## Prompt
Give every entry again, word for word.

## The data
####

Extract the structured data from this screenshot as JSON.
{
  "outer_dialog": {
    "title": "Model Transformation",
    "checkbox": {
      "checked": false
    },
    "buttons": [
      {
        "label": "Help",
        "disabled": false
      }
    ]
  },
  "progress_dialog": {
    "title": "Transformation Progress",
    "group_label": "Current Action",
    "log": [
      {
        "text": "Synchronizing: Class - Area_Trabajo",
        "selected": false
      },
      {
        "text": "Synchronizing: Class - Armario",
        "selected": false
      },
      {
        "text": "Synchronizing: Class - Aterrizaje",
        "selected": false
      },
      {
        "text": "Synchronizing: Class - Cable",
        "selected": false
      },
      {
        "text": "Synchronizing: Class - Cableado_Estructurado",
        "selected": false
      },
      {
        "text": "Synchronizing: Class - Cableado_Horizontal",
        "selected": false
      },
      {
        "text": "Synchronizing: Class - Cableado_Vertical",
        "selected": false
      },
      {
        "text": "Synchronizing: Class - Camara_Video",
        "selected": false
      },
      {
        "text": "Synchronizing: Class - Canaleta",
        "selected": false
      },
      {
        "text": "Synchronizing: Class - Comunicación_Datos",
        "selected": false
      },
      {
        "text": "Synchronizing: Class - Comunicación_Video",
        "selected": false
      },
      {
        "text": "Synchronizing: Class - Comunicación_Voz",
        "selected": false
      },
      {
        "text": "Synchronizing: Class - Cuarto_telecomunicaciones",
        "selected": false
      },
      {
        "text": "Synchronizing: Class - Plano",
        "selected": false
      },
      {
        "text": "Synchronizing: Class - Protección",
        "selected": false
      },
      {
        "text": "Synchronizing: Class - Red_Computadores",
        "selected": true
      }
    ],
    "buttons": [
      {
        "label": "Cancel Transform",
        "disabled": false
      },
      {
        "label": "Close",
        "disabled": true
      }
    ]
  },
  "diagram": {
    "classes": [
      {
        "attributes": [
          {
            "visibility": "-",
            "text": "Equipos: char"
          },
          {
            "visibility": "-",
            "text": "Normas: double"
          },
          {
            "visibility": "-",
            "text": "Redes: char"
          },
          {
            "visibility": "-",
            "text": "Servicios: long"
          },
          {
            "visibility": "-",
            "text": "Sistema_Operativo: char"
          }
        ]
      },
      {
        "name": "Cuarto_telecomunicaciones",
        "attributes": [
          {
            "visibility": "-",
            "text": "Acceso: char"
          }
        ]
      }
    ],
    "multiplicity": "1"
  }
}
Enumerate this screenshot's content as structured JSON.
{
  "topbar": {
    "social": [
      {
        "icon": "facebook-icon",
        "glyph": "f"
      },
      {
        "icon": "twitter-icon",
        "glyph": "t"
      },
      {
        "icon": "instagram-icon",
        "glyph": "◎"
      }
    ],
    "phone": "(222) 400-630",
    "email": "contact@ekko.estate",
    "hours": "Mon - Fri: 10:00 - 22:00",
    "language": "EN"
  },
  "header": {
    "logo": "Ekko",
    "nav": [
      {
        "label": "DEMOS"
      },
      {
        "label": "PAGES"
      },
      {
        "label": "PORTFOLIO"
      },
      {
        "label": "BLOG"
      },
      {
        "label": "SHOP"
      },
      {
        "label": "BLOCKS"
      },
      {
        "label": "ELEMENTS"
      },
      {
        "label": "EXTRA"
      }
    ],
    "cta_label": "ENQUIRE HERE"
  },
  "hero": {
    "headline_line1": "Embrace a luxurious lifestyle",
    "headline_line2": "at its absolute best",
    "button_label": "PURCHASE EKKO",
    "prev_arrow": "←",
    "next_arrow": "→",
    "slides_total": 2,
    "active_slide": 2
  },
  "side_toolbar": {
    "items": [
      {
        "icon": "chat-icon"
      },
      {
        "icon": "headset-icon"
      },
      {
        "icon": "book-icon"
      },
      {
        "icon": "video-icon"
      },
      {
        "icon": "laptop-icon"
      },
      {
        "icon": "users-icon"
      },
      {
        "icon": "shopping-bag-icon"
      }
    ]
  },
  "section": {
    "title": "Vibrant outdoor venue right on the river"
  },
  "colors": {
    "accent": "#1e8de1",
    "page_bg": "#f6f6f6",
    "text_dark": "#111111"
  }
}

####

## Task solution
Extract the structured data from this screenshot as JSON.
{
  "outer_dialog": {
    "title": "Model Transformation",
    "checkbox": {
      "checked": false
    },
    "buttons": [
      {
        "label": "Help",
        "disabled": false
      }
    ]
  },
  "progress_dialog": {
    "title": "Transformation Progress",
    "group_label": "Current Action",
    "log": [
      {
        "text": "Synchronizing: Class - Area_Trabajo",
        "selected": false
      },
      {
        "text": "Synchronizing: Class - Armario",
        "selected": false
      },
      {
        "text": "Synchronizing: Class - Aterrizaje",
        "selected": false
      },
      {
        "text": "Synchronizing: Class - Cable",
        "selected": false
      },
      {
        "text": "Synchronizing: Class - Cableado_Estructurado",
        "selected": false
      },
      {
        "text": "Synchronizing: Class - Cableado_Horizontal",
        "selected": false
      },
      {
        "text": "Synchronizing: Class - Cableado_Vertical",
        "selected": false
      },
      {
        "text": "Synchronizing: Class - Camara_Video",
        "selected": false
      },
      {
        "text": "Synchronizing: Class - Canaleta",
        "selected": false
      },
      {
        "text": "Synchronizing: Class - Comunicación_Datos",
        "selected": false
      },
      {
        "text": "Synchronizing: Class - Comunicación_Video",
        "selected": false
      },
      {
        "text": "Synchronizing: Class - Comunicación_Voz",
        "selected": false
      },
      {
        "text": "Synchronizing: Class - Cuarto_telecomunicaciones",
        "selected": false
      },
      {
        "text": "Synchronizing: Class - Plano",
        "selected": false
      },
      {
        "text": "Synchronizing: Class - Protección",
        "selected": false
      },
      {
        "text": "Synchronizing: Class - Red_Computadores",
        "selected": true
      }
    ],
    "buttons": [
      {
        "label": "Cancel Transform",
        "disabled": false
      },
      {
        "label": "Close",
        "disabled": true
      }
    ]
  },
  "diagram": {
    "classes": [
      {
        "attributes": [
          {
            "visibility": "-",
            "text": "Equipos: char"
          },
          {
            "visibility": "-",
            "text": "Normas: double"
          },
          {
            "visibility": "-",
            "text": "Redes: char"
          },
          {
            "visibility": "-",
            "text": "Servicios: long"
          },
          {
            "visibility": "-",
            "text": "Sistema_Operativo: char"
          }
        ]
      },
      {
        "name": "Cuarto_telecomunicaciones",
        "attributes": [
          {
            "visibility": "-",
            "text": "Acceso: char"
          }
        ]
      }
    ],
    "multiplicity": "1"
  }
}
Enumerate this screenshot's content as structured JSON.
{
  "topbar": {
    "social": [
      {
        "icon": "facebook-icon",
        "glyph": "f"
      },
      {
        "icon": "twitter-icon",
        "glyph": "t"
      },
      {
        "icon": "instagram-icon",
        "glyph": "◎"
      }
    ],
    "phone": "(222) 400-630",
    "email": "contact@ekko.estate",
    "hours": "Mon - Fri: 10:00 - 22:00",
    "language": "EN"
  },
  "header": {
    "logo": "Ekko",
    "nav": [
      {
        "label": "DEMOS"
      },
      {
        "label": "PAGES"
      },
      {
        "label": "PORTFOLIO"
      },
      {
        "label": "BLOG"
      },
      {
        "label": "SHOP"
      },
      {
        "label": "BLOCKS"
      },
      {
        "label": "ELEMENTS"
      },
      {
        "label": "EXTRA"
      }
    ],
    "cta_label": "ENQUIRE HERE"
  },
  "hero": {
    "headline_line1": "Embrace a luxurious lifestyle",
    "headline_line2": "at its absolute best",
    "button_label": "PURCHASE EKKO",
    "prev_arrow": "←",
    "next_arrow": "→",
    "slides_total": 2,
    "active_slide": 2
  },
  "side_toolbar": {
    "items": [
      {
        "icon": "chat-icon"
      },
      {
        "icon": "headset-icon"
      },
      {
        "icon": "book-icon"
      },
      {
        "icon": "video-icon"
      },
      {
        "icon": "laptop-icon"
      },
      {
        "icon": "users-icon"
      },
      {
        "icon": "shopping-bag-icon"
      }
    ]
  },
  "section": {
    "title": "Vibrant outdoor venue right on the river"
  },
  "colors": {
    "accent": "#1e8de1",
    "page_bg": "#f6f6f6",
    "text_dark": "#111111"
  }
}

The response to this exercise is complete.